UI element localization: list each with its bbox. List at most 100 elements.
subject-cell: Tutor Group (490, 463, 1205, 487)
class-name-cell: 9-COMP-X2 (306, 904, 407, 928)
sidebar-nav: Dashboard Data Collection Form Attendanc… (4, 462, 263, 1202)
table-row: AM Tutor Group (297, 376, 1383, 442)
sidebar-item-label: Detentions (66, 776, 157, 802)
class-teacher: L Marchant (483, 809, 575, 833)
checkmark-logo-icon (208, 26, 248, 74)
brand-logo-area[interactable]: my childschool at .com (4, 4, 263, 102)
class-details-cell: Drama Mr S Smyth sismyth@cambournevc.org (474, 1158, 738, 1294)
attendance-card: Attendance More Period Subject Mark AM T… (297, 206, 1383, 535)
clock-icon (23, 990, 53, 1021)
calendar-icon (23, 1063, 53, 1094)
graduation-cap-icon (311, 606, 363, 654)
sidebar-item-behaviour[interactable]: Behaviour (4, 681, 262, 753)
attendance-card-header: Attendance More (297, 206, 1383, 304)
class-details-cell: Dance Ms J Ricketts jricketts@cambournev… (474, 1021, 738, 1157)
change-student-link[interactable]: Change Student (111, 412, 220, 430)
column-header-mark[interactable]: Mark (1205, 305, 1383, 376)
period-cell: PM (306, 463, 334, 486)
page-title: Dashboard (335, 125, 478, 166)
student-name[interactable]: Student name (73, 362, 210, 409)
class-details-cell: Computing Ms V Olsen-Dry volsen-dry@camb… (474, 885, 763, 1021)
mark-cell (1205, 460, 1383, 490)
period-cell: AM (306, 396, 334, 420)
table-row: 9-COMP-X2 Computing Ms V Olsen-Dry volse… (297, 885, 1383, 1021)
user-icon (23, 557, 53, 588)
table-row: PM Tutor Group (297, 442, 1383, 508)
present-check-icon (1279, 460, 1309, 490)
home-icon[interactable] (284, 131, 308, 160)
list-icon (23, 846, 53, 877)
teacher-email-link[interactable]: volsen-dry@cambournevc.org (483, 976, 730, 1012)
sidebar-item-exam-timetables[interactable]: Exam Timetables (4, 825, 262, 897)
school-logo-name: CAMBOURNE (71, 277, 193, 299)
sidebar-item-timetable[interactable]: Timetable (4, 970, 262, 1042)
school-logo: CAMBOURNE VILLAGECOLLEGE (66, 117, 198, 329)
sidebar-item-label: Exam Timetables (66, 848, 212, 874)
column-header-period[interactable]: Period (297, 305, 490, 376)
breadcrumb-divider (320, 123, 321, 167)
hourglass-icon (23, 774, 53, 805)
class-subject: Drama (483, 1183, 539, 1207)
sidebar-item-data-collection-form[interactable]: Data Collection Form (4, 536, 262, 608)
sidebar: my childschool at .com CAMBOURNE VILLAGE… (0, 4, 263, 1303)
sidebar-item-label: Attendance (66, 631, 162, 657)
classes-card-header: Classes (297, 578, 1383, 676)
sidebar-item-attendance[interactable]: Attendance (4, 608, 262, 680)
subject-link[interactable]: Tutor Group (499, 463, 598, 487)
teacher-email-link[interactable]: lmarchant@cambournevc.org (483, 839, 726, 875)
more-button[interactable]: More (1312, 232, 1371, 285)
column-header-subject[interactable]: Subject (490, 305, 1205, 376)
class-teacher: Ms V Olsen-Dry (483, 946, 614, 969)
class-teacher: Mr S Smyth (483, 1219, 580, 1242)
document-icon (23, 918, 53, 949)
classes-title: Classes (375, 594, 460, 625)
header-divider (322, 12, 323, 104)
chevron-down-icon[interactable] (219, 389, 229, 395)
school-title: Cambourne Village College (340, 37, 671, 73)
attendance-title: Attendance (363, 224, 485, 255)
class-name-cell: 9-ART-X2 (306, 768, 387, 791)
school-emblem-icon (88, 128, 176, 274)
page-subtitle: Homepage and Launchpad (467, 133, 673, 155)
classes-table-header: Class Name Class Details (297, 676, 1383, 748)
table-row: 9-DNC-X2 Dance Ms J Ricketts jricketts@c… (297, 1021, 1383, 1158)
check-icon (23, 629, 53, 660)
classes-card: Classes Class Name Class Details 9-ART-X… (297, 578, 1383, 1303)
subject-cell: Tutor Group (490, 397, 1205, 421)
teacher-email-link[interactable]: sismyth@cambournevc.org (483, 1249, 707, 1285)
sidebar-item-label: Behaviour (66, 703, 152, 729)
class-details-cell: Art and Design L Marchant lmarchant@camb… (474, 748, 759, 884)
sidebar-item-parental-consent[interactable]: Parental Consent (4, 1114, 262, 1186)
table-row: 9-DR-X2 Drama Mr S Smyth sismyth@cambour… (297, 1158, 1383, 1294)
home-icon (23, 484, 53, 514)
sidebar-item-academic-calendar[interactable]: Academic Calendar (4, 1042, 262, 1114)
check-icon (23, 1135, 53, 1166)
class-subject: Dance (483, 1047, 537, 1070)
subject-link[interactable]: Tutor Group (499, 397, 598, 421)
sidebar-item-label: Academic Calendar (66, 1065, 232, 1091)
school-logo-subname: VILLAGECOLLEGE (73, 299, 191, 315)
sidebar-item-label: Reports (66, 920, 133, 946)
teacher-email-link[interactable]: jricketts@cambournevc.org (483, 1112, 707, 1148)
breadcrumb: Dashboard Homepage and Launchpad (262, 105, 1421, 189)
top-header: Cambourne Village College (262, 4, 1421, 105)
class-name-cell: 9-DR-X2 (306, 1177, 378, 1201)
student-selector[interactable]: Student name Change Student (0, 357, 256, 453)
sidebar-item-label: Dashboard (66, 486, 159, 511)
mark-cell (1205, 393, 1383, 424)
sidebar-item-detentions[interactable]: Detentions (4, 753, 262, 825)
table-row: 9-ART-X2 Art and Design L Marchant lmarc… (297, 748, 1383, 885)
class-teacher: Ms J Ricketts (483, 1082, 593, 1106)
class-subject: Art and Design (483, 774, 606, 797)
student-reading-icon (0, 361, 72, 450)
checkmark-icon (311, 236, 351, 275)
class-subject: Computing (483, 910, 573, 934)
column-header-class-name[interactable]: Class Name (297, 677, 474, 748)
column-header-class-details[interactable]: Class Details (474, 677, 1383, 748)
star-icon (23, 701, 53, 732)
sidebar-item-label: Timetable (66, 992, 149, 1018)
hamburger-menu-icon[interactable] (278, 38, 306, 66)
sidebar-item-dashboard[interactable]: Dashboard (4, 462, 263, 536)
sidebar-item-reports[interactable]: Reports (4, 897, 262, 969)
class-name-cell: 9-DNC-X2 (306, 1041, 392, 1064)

########

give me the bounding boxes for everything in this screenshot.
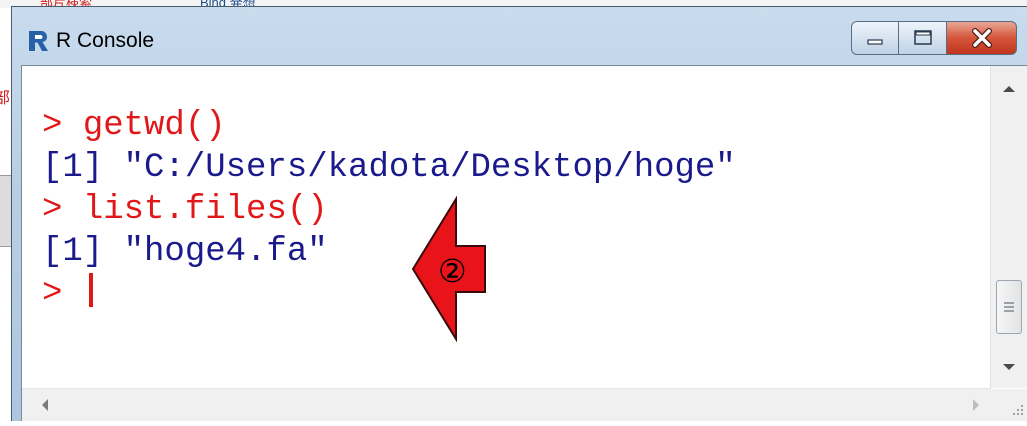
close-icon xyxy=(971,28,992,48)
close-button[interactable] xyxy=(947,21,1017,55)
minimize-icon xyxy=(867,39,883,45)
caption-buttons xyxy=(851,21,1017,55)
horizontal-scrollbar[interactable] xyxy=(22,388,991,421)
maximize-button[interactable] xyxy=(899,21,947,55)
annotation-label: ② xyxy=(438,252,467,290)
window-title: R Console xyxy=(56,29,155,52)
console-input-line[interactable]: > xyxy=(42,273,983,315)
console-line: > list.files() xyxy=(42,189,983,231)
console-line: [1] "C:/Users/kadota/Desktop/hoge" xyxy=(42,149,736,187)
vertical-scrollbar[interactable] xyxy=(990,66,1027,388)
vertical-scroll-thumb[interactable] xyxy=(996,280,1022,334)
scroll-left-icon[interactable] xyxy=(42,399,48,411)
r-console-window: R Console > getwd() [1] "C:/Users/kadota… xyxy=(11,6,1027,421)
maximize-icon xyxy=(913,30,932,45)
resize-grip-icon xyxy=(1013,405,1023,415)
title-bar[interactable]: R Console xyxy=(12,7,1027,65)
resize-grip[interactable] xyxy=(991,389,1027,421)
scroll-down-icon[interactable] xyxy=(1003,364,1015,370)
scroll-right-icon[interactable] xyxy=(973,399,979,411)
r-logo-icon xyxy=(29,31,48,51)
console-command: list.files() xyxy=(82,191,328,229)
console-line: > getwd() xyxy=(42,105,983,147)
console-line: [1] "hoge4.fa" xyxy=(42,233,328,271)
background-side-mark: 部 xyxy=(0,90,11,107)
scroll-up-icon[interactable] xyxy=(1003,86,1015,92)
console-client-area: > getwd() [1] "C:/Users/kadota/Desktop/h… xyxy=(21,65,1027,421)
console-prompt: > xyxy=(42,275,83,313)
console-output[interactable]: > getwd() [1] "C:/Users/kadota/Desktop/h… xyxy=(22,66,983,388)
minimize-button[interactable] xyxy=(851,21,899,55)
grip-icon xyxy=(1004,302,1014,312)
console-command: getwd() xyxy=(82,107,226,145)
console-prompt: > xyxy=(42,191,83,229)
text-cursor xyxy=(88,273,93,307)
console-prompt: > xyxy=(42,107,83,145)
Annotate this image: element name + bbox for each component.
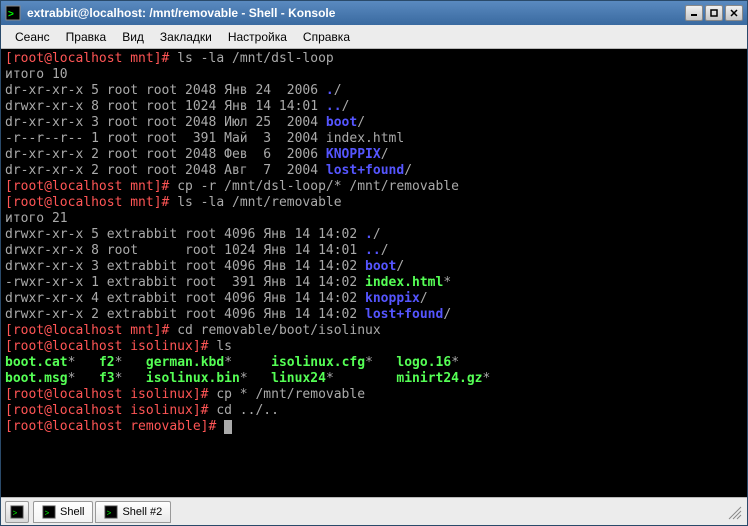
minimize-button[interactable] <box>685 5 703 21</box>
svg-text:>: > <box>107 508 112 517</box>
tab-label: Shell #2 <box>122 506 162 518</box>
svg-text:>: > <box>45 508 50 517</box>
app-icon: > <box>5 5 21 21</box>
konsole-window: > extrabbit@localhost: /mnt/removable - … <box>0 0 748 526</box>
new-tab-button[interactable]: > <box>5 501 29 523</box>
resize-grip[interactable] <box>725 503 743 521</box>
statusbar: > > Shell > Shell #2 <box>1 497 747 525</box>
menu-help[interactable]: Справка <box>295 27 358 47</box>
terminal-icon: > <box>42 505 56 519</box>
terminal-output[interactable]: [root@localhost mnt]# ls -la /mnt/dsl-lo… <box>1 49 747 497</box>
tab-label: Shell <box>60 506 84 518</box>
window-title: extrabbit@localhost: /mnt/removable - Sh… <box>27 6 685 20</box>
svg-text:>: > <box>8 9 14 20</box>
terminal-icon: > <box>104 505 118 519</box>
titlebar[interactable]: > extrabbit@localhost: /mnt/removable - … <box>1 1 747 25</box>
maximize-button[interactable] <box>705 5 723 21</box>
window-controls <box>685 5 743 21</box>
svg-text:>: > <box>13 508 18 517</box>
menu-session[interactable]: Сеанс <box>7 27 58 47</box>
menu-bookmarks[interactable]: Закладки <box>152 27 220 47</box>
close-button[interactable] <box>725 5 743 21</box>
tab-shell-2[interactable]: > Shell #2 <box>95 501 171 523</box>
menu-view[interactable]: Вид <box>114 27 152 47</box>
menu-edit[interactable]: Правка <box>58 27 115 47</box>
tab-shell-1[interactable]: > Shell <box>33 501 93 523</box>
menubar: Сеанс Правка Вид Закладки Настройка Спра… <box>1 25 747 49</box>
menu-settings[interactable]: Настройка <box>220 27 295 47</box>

########

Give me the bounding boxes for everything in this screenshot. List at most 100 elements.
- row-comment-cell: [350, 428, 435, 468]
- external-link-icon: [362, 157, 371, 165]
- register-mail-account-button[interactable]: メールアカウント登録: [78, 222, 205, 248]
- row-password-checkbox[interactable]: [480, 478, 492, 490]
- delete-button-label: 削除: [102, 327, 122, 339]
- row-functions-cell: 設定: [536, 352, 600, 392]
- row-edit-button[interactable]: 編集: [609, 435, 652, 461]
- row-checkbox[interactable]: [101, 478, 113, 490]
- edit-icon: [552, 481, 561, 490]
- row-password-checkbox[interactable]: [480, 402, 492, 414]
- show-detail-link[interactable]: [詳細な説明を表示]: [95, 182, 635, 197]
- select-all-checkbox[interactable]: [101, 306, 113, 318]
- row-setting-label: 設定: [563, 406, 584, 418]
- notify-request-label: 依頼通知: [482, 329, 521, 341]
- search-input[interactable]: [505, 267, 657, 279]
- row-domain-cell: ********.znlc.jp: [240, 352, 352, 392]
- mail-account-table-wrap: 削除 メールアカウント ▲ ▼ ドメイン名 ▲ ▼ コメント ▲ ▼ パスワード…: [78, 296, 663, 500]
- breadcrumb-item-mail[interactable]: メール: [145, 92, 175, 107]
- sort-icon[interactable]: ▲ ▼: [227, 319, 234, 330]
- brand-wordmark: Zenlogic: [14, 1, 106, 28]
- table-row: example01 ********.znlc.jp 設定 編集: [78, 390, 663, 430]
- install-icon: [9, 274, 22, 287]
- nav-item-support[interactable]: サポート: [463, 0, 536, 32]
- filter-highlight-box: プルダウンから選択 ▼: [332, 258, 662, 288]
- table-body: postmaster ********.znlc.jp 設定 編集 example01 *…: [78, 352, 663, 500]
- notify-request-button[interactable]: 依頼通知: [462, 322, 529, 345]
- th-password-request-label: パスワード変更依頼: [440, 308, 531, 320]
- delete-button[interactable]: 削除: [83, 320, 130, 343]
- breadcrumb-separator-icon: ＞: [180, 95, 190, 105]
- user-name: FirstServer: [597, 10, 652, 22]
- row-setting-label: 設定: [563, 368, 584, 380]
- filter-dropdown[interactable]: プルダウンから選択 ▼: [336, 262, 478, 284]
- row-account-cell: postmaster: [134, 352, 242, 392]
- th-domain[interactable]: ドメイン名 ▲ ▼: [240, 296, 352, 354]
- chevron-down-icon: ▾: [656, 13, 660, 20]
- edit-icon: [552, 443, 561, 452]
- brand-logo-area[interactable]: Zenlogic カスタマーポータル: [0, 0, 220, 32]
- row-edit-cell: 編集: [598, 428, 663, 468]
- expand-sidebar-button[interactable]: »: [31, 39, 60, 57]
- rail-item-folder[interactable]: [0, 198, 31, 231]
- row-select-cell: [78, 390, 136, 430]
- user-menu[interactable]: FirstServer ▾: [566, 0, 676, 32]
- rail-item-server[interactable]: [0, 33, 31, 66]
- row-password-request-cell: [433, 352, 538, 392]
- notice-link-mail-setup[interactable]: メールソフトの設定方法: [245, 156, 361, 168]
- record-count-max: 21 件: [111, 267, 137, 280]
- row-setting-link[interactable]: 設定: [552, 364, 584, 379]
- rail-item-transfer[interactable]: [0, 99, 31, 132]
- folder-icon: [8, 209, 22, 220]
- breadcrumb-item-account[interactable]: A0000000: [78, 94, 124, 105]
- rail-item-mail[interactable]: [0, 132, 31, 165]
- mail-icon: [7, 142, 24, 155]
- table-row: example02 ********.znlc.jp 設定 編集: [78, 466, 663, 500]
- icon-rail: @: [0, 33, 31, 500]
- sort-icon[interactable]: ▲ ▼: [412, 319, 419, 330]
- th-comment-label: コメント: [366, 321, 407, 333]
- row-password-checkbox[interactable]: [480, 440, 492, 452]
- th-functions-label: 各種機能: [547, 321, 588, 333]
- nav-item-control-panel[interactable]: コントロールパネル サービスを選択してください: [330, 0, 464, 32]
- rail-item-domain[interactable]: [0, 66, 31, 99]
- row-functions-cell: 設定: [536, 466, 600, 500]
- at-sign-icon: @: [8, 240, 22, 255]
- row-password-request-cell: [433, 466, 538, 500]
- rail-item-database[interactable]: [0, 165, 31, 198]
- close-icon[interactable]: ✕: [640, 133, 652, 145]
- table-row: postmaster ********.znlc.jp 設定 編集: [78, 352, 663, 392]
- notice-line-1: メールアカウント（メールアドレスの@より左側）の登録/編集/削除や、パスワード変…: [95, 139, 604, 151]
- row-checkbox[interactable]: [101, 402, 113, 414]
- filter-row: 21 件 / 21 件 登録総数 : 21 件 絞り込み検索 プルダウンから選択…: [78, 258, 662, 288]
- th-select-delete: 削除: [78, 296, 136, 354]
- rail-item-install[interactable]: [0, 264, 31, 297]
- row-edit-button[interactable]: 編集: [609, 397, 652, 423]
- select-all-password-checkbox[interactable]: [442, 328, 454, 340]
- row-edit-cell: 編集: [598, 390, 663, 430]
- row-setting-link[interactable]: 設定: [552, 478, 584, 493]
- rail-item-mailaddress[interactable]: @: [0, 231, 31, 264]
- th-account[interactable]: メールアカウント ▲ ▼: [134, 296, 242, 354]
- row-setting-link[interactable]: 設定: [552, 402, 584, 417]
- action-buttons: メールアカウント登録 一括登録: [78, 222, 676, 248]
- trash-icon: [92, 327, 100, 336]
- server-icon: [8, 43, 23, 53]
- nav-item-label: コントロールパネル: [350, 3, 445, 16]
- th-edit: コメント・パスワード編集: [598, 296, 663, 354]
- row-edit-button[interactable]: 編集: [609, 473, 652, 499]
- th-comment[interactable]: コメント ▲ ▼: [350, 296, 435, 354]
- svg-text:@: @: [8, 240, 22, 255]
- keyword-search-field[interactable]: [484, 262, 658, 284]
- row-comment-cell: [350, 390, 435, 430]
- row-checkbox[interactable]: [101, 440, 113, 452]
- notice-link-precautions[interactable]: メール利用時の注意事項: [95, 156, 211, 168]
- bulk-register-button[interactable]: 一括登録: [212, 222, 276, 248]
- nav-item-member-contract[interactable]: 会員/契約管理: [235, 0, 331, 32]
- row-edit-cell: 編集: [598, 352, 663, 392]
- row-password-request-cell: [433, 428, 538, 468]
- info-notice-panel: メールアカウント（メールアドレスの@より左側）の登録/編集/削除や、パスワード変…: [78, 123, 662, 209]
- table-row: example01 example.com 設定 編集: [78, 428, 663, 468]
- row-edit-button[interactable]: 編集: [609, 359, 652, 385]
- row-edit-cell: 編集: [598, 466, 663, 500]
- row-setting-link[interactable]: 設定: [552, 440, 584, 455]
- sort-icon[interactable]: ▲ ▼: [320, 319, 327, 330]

########

- INSTRUCTIONS FOR THE TASK
Reproduce word for word the lines of the records above, beginning at the line that contains "UI element localization: list" and stopping after the line that contains "class-details-cell: Dance Ms".

- SOLUTION TO THIS PROBLEM
UI element localization: list each with its bbox. List at most 100 elements.
subject-cell: Tutor Group (490, 463, 1205, 487)
class-name-cell: 9-COMP-X2 (306, 904, 407, 928)
sidebar-nav: Dashboard Data Collection Form Attendanc… (4, 462, 263, 1202)
table-row: AM Tutor Group (297, 376, 1383, 442)
sidebar-item-label: Detentions (66, 776, 157, 802)
class-teacher: L Marchant (483, 809, 575, 833)
checkmark-logo-icon (208, 26, 248, 74)
brand-logo-area[interactable]: my childschool at .com (4, 4, 263, 102)
class-details-cell: Drama Mr S Smyth sismyth@cambournevc.org (474, 1158, 738, 1294)
attendance-card: Attendance More Period Subject Mark AM T… (297, 206, 1383, 535)
clock-icon (23, 990, 53, 1021)
calendar-icon (23, 1063, 53, 1094)
graduation-cap-icon (311, 606, 363, 654)
sidebar-item-behaviour[interactable]: Behaviour (4, 681, 262, 753)
attendance-card-header: Attendance More (297, 206, 1383, 304)
class-details-cell: Dance Ms J Ricketts jricketts@cambournev… (474, 1021, 738, 1157)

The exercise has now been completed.